---- DATASET ENTRIES
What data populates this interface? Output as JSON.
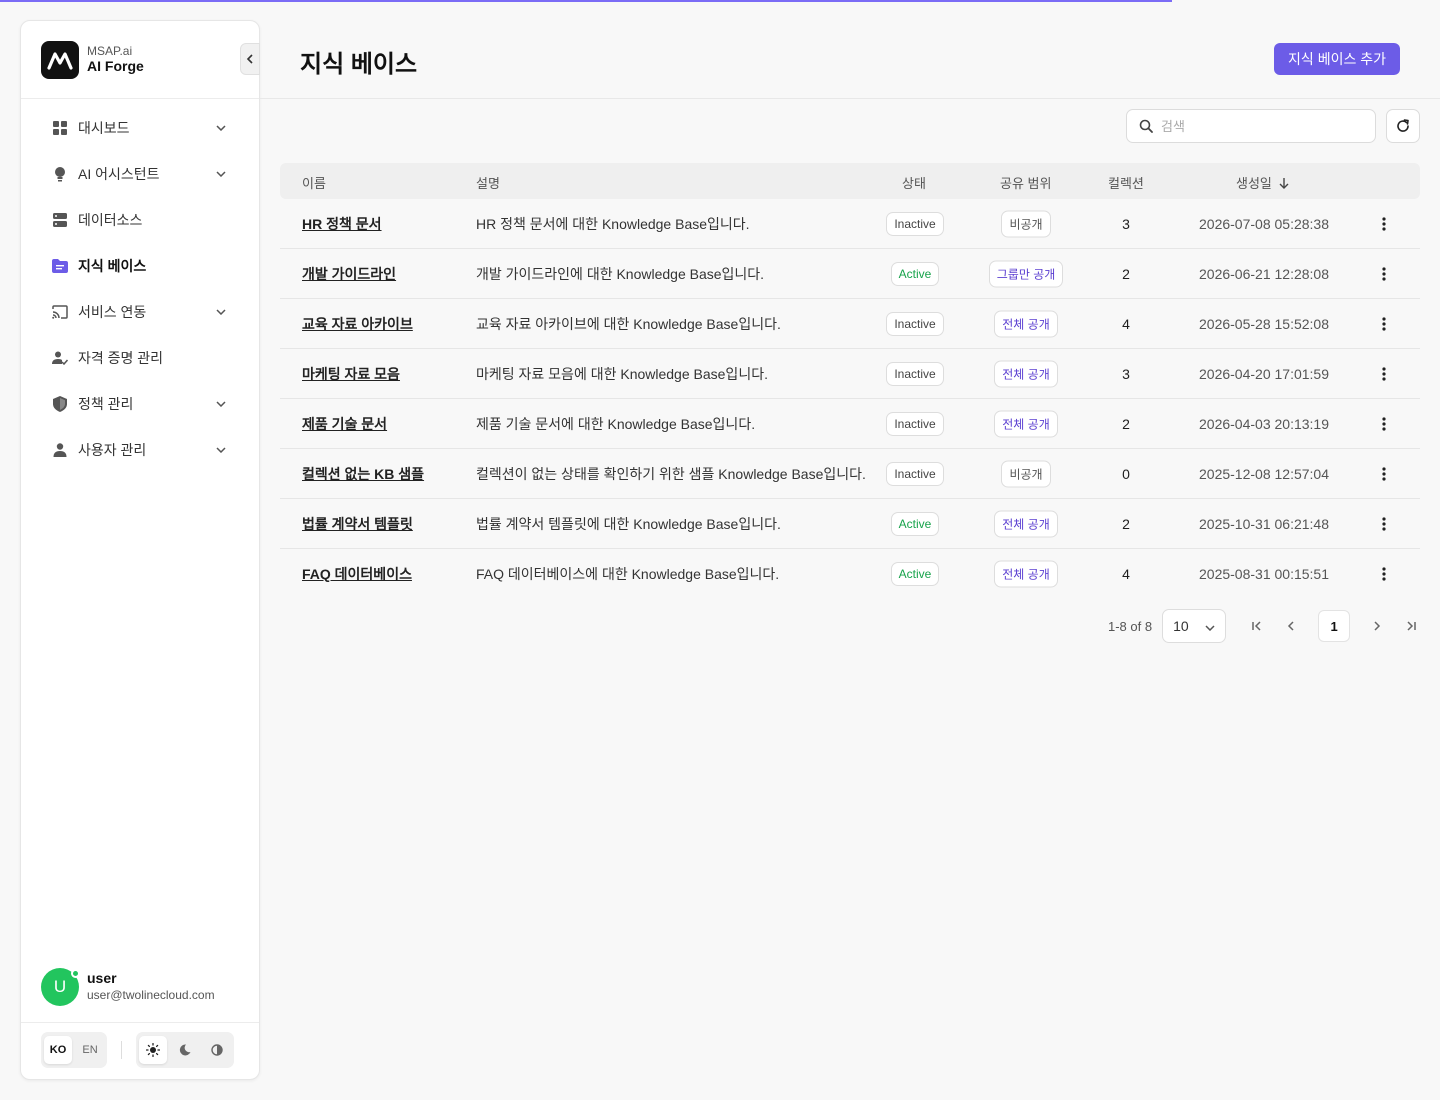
{
  "colors": {
    "accent": "#6c5ce7",
    "active": "#16a34a",
    "scope_text": "#5b3fd1",
    "avatar": "#22c55e"
  },
  "brand": {
    "sub": "MSAP.ai",
    "name": "AI Forge"
  },
  "sidebar": {
    "items": [
      {
        "label": "대시보드",
        "icon": "dashboard-icon",
        "expandable": true
      },
      {
        "label": "AI 어시스턴트",
        "icon": "lightbulb-icon",
        "expandable": true
      },
      {
        "label": "데이터소스",
        "icon": "server-icon",
        "expandable": false
      },
      {
        "label": "지식 베이스",
        "icon": "folder-icon",
        "expandable": false,
        "active": true
      },
      {
        "label": "서비스 연동",
        "icon": "cast-icon",
        "expandable": true
      },
      {
        "label": "자격 증명 관리",
        "icon": "user-check-icon",
        "expandable": false
      },
      {
        "label": "정책 관리",
        "icon": "shield-icon",
        "expandable": true
      },
      {
        "label": "사용자 관리",
        "icon": "person-icon",
        "expandable": true
      }
    ]
  },
  "user": {
    "initial": "U",
    "name": "user",
    "email": "user@twolinecloud.com"
  },
  "lang": {
    "ko": "KO",
    "en": "EN",
    "selected": "KO"
  },
  "theme": {
    "selected": "light"
  },
  "page": {
    "title": "지식 베이스",
    "add_button": "지식 베이스 추가"
  },
  "search": {
    "placeholder": "검색",
    "value": ""
  },
  "table": {
    "headers": {
      "name": "이름",
      "description": "설명",
      "status": "상태",
      "scope": "공유 범위",
      "collections": "컬렉션",
      "created": "생성일"
    },
    "sort": {
      "column": "created",
      "direction": "desc"
    },
    "rows": [
      {
        "name": "HR 정책 문서",
        "description": "HR 정책 문서에 대한 Knowledge Base입니다.",
        "status": "Inactive",
        "scope": "비공개",
        "collections": "3",
        "created": "2026-07-08 05:28:38"
      },
      {
        "name": "개발 가이드라인",
        "description": "개발 가이드라인에 대한 Knowledge Base입니다.",
        "status": "Active",
        "scope": "그룹만 공개",
        "collections": "2",
        "created": "2026-06-21 12:28:08"
      },
      {
        "name": "교육 자료 아카이브",
        "description": "교육 자료 아카이브에 대한 Knowledge Base입니다.",
        "status": "Inactive",
        "scope": "전체 공개",
        "collections": "4",
        "created": "2026-05-28 15:52:08"
      },
      {
        "name": "마케팅 자료 모음",
        "description": "마케팅 자료 모음에 대한 Knowledge Base입니다.",
        "status": "Inactive",
        "scope": "전체 공개",
        "collections": "3",
        "created": "2026-04-20 17:01:59"
      },
      {
        "name": "제품 기술 문서",
        "description": "제품 기술 문서에 대한 Knowledge Base입니다.",
        "status": "Inactive",
        "scope": "전체 공개",
        "collections": "2",
        "created": "2026-04-03 20:13:19"
      },
      {
        "name": "컬렉션 없는 KB 샘플",
        "description": "컬렉션이 없는 상태를 확인하기 위한 샘플 Knowledge Base입니다.",
        "status": "Inactive",
        "scope": "비공개",
        "collections": "0",
        "created": "2025-12-08 12:57:04"
      },
      {
        "name": "법률 계약서 템플릿",
        "description": "법률 계약서 템플릿에 대한 Knowledge Base입니다.",
        "status": "Active",
        "scope": "전체 공개",
        "collections": "2",
        "created": "2025-10-31 06:21:48"
      },
      {
        "name": "FAQ 데이터베이스",
        "description": "FAQ 데이터베이스에 대한 Knowledge Base입니다.",
        "status": "Active",
        "scope": "전체 공개",
        "collections": "4",
        "created": "2025-08-31 00:15:51"
      }
    ]
  },
  "pagination": {
    "range": "1-8 of 8",
    "page_size": "10",
    "current_page": "1"
  }
}
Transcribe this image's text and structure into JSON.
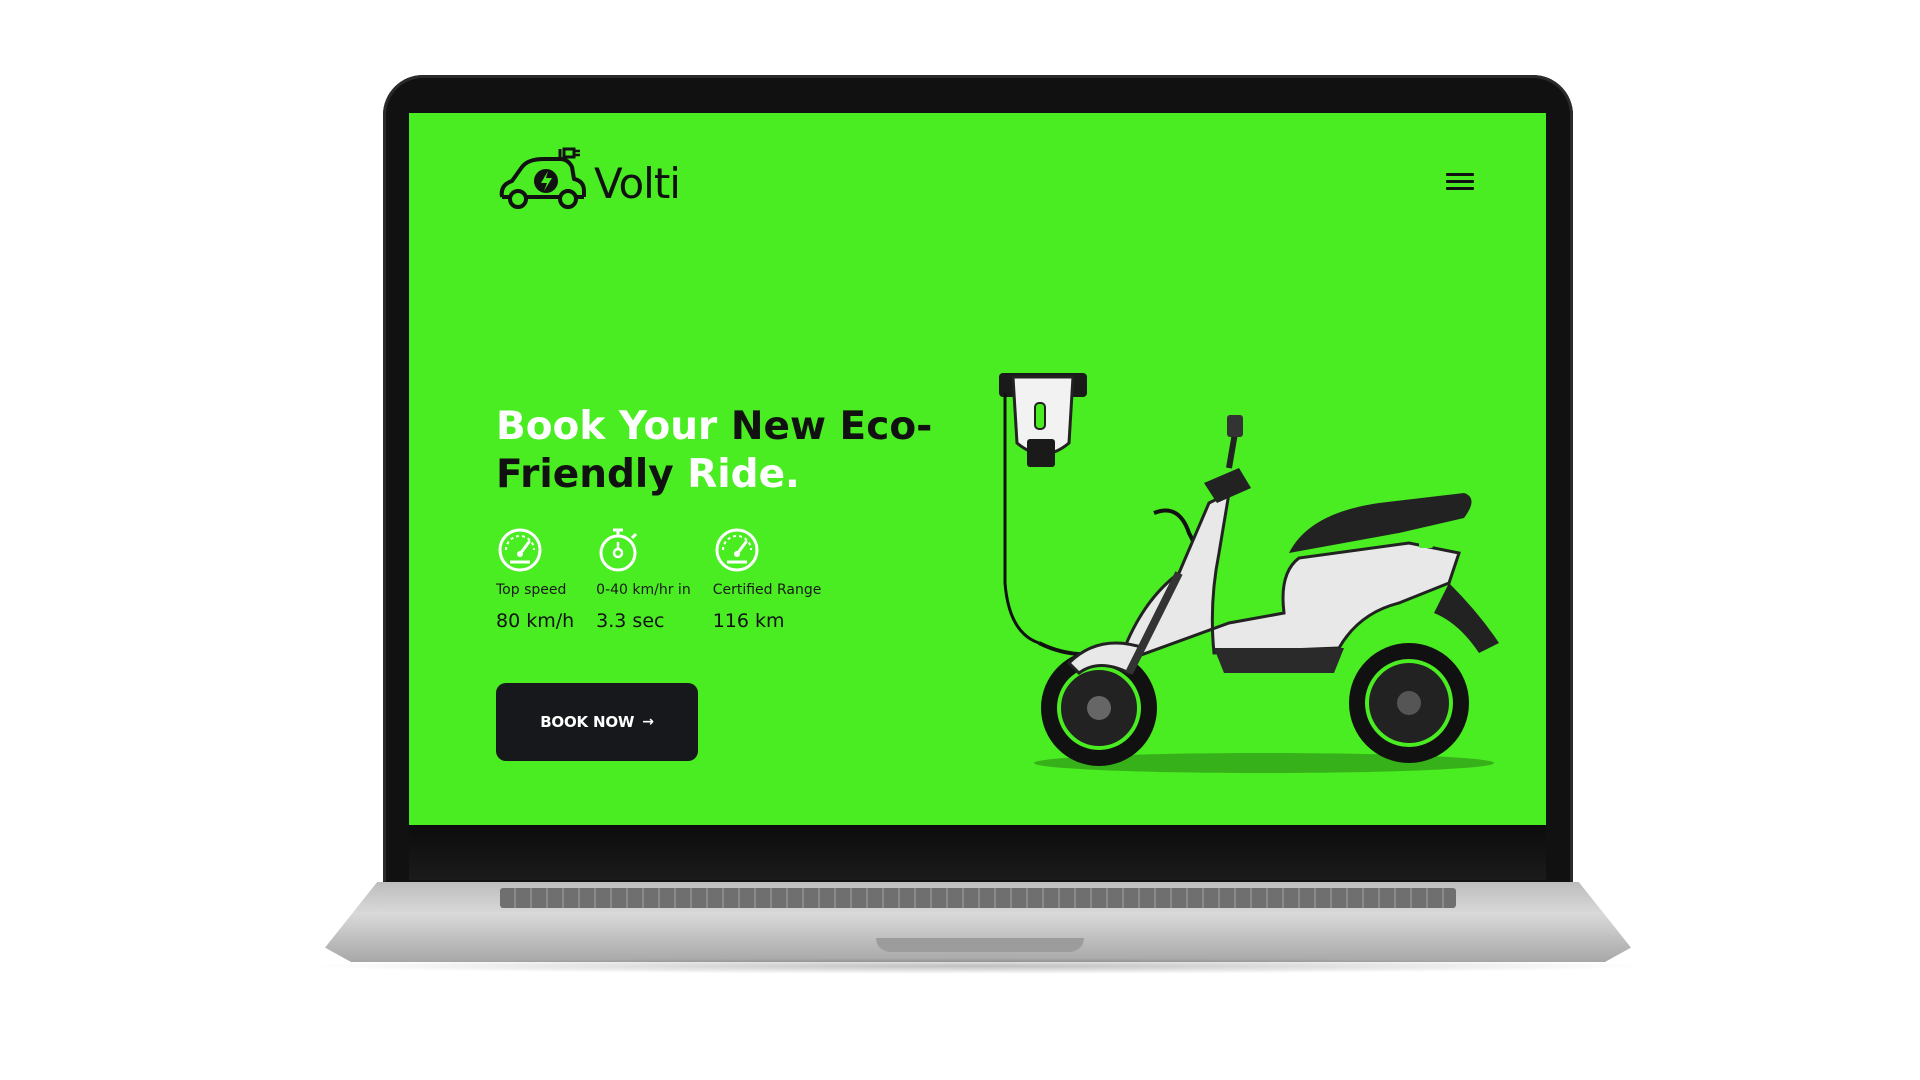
--------
WRITTEN EXERCISE:
Omit any images, then output the listing exactly.

EXERCISE RESPONSE:
What data populates this interface? Output as JSON.
{
  "colors": {
    "accent": "#6c5ce7",
    "active": "#16a34a",
    "scope_text": "#5b3fd1",
    "avatar": "#22c55e"
  },
  "brand": {
    "sub": "MSAP.ai",
    "name": "AI Forge"
  },
  "sidebar": {
    "items": [
      {
        "label": "대시보드",
        "icon": "dashboard-icon",
        "expandable": true
      },
      {
        "label": "AI 어시스턴트",
        "icon": "lightbulb-icon",
        "expandable": true
      },
      {
        "label": "데이터소스",
        "icon": "server-icon",
        "expandable": false
      },
      {
        "label": "지식 베이스",
        "icon": "folder-icon",
        "expandable": false,
        "active": true
      },
      {
        "label": "서비스 연동",
        "icon": "cast-icon",
        "expandable": true
      },
      {
        "label": "자격 증명 관리",
        "icon": "user-check-icon",
        "expandable": false
      },
      {
        "label": "정책 관리",
        "icon": "shield-icon",
        "expandable": true
      },
      {
        "label": "사용자 관리",
        "icon": "person-icon",
        "expandable": true
      }
    ]
  },
  "user": {
    "initial": "U",
    "name": "user",
    "email": "user@twolinecloud.com"
  },
  "lang": {
    "ko": "KO",
    "en": "EN",
    "selected": "KO"
  },
  "theme": {
    "selected": "light"
  },
  "page": {
    "title": "지식 베이스",
    "add_button": "지식 베이스 추가"
  },
  "search": {
    "placeholder": "검색",
    "value": ""
  },
  "table": {
    "headers": {
      "name": "이름",
      "description": "설명",
      "status": "상태",
      "scope": "공유 범위",
      "collections": "컬렉션",
      "created": "생성일"
    },
    "sort": {
      "column": "created",
      "direction": "desc"
    },
    "rows": [
      {
        "name": "HR 정책 문서",
        "description": "HR 정책 문서에 대한 Knowledge Base입니다.",
        "status": "Inactive",
        "scope": "비공개",
        "collections": "3",
        "created": "2026-07-08 05:28:38"
      },
      {
        "name": "개발 가이드라인",
        "description": "개발 가이드라인에 대한 Knowledge Base입니다.",
        "status": "Active",
        "scope": "그룹만 공개",
        "collections": "2",
        "created": "2026-06-21 12:28:08"
      },
      {
        "name": "교육 자료 아카이브",
        "description": "교육 자료 아카이브에 대한 Knowledge Base입니다.",
        "status": "Inactive",
        "scope": "전체 공개",
        "collections": "4",
        "created": "2026-05-28 15:52:08"
      },
      {
        "name": "마케팅 자료 모음",
        "description": "마케팅 자료 모음에 대한 Knowledge Base입니다.",
        "status": "Inactive",
        "scope": "전체 공개",
        "collections": "3",
        "created": "2026-04-20 17:01:59"
      },
      {
        "name": "제품 기술 문서",
        "description": "제품 기술 문서에 대한 Knowledge Base입니다.",
        "status": "Inactive",
        "scope": "전체 공개",
        "collections": "2",
        "created": "2026-04-03 20:13:19"
      },
      {
        "name": "컬렉션 없는 KB 샘플",
        "description": "컬렉션이 없는 상태를 확인하기 위한 샘플 Knowledge Base입니다.",
        "status": "Inactive",
        "scope": "비공개",
        "collections": "0",
        "created": "2025-12-08 12:57:04"
      },
      {
        "name": "법률 계약서 템플릿",
        "description": "법률 계약서 템플릿에 대한 Knowledge Base입니다.",
        "status": "Active",
        "scope": "전체 공개",
        "collections": "2",
        "created": "2025-10-31 06:21:48"
      },
      {
        "name": "FAQ 데이터베이스",
        "description": "FAQ 데이터베이스에 대한 Knowledge Base입니다.",
        "status": "Active",
        "scope": "전체 공개",
        "collections": "4",
        "created": "2025-08-31 00:15:51"
      }
    ]
  },
  "pagination": {
    "range": "1-8 of 8",
    "page_size": "10",
    "current_page": "1"
  }
}
Transcribe this image's text and structure into JSON.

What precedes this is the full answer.